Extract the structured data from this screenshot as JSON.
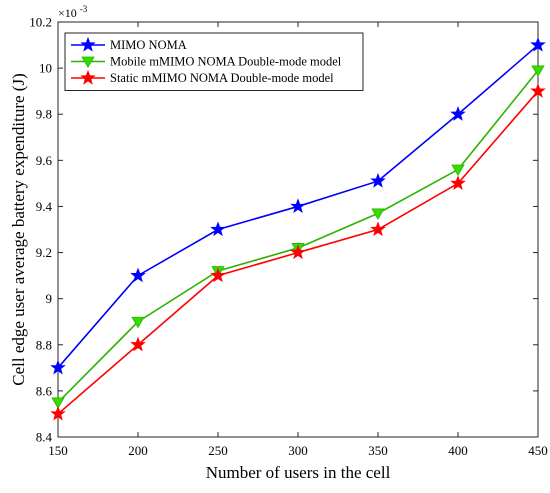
{
  "chart_data": {
    "type": "line",
    "xlabel": "Number of users in the cell",
    "ylabel": "Cell edge user average battery expenditure (J)",
    "y_exponent_label": "×10",
    "y_exponent_power": "-3",
    "x": [
      150,
      200,
      250,
      300,
      350,
      400,
      450
    ],
    "xlim": [
      150,
      450
    ],
    "ylim": [
      8.4,
      10.2
    ],
    "x_ticks": [
      "150",
      "200",
      "250",
      "300",
      "350",
      "400",
      "450"
    ],
    "y_ticks": [
      "8.4",
      "8.6",
      "8.8",
      "9",
      "9.2",
      "9.4",
      "9.6",
      "9.8",
      "10",
      "10.2"
    ],
    "x_tick_values": [
      150,
      200,
      250,
      300,
      350,
      400,
      450
    ],
    "y_tick_values": [
      8.4,
      8.6,
      8.8,
      9.0,
      9.2,
      9.4,
      9.6,
      9.8,
      10.0,
      10.2
    ],
    "grid": false,
    "legend_position": "top-left",
    "series": [
      {
        "name": "MIMO NOMA",
        "color": "#0000ff",
        "marker": "star",
        "values": [
          8.7,
          9.1,
          9.3,
          9.4,
          9.51,
          9.8,
          10.1
        ]
      },
      {
        "name": "Mobile mMIMO NOMA Double-mode model",
        "color": "#2db200",
        "marker_fill": "#33dd00",
        "marker": "triangle-down",
        "values": [
          8.55,
          8.9,
          9.12,
          9.22,
          9.37,
          9.56,
          9.99
        ]
      },
      {
        "name": "Static mMIMO NOMA Double-mode model",
        "color": "#ff0000",
        "marker": "star",
        "values": [
          8.5,
          8.8,
          9.1,
          9.2,
          9.3,
          9.5,
          9.9
        ]
      }
    ]
  }
}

##############################

Print all of the records shown above exactly, leaving out each picture.

Extract the structured data from this screenshot as JSON.
{
  "chart_data": {
    "type": "line",
    "xlabel": "Number of users in the cell",
    "ylabel": "Cell edge user average battery expenditure (J)",
    "y_exponent_label": "×10",
    "y_exponent_power": "-3",
    "x": [
      150,
      200,
      250,
      300,
      350,
      400,
      450
    ],
    "xlim": [
      150,
      450
    ],
    "ylim": [
      8.4,
      10.2
    ],
    "x_ticks": [
      "150",
      "200",
      "250",
      "300",
      "350",
      "400",
      "450"
    ],
    "y_ticks": [
      "8.4",
      "8.6",
      "8.8",
      "9",
      "9.2",
      "9.4",
      "9.6",
      "9.8",
      "10",
      "10.2"
    ],
    "x_tick_values": [
      150,
      200,
      250,
      300,
      350,
      400,
      450
    ],
    "y_tick_values": [
      8.4,
      8.6,
      8.8,
      9.0,
      9.2,
      9.4,
      9.6,
      9.8,
      10.0,
      10.2
    ],
    "grid": false,
    "legend_position": "top-left",
    "series": [
      {
        "name": "MIMO NOMA",
        "color": "#0000ff",
        "marker": "star",
        "values": [
          8.7,
          9.1,
          9.3,
          9.4,
          9.51,
          9.8,
          10.1
        ]
      },
      {
        "name": "Mobile mMIMO NOMA Double-mode model",
        "color": "#2db200",
        "marker_fill": "#33dd00",
        "marker": "triangle-down",
        "values": [
          8.55,
          8.9,
          9.12,
          9.22,
          9.37,
          9.56,
          9.99
        ]
      },
      {
        "name": "Static mMIMO NOMA Double-mode model",
        "color": "#ff0000",
        "marker": "star",
        "values": [
          8.5,
          8.8,
          9.1,
          9.2,
          9.3,
          9.5,
          9.9
        ]
      }
    ]
  }
}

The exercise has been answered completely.